:: Exercise material

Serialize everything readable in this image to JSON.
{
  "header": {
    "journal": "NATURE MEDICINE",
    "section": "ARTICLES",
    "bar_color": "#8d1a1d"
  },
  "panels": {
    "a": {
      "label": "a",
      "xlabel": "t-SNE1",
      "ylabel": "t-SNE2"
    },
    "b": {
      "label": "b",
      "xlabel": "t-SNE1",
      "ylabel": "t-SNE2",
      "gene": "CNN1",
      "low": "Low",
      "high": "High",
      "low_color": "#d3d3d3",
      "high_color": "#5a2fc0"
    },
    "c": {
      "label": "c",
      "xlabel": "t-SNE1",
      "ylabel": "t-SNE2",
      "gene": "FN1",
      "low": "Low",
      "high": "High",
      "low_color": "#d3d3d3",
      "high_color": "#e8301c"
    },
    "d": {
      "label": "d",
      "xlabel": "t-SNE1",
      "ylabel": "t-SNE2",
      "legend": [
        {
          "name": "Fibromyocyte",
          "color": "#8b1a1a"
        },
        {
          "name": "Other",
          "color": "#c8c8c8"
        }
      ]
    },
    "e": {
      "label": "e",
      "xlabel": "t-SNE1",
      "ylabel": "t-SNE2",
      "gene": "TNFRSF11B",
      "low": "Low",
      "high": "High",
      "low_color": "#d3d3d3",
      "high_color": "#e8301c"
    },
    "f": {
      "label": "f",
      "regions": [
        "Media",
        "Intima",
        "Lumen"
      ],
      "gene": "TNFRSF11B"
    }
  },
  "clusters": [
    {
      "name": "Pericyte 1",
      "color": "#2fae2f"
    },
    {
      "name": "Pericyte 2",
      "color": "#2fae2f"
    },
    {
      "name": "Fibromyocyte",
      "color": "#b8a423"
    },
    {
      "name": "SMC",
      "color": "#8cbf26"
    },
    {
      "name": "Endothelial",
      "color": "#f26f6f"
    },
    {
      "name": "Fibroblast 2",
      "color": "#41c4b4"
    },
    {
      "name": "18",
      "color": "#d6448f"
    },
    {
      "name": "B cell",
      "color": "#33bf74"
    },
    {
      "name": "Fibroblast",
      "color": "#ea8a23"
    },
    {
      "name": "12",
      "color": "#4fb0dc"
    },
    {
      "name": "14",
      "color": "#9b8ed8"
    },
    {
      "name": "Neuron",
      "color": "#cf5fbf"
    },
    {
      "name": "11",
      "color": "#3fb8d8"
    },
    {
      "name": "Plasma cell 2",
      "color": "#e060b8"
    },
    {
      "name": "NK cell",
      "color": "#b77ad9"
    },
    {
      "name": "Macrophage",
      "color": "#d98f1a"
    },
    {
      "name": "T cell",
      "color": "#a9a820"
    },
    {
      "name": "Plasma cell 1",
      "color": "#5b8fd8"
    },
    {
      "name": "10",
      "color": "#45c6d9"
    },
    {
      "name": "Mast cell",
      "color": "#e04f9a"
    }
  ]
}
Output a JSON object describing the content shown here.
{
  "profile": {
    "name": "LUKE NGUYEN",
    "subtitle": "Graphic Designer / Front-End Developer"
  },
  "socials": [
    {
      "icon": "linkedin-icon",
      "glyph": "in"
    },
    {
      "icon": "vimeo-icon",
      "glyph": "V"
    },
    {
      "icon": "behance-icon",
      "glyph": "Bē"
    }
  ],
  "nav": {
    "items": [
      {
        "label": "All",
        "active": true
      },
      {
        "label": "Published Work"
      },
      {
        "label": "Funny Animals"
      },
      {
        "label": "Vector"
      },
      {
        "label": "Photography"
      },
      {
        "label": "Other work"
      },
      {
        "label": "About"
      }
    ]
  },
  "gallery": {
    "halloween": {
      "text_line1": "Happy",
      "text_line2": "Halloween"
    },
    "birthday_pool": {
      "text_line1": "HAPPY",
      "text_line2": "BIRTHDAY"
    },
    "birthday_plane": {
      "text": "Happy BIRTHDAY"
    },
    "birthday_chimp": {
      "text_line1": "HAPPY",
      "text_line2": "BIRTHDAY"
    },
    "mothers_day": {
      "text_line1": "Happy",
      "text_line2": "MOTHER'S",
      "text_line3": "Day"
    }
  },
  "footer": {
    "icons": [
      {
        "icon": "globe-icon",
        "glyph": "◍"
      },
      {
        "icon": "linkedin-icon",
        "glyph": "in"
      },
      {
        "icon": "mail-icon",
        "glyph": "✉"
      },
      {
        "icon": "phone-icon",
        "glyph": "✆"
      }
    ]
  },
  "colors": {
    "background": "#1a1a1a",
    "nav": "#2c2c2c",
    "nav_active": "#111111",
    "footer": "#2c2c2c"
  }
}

::::

# Exercise aim
Pick out each line in the material containing "JSON".

# Result
Serialize everything readable in this image to JSON.
Output a JSON object describing the content shown here.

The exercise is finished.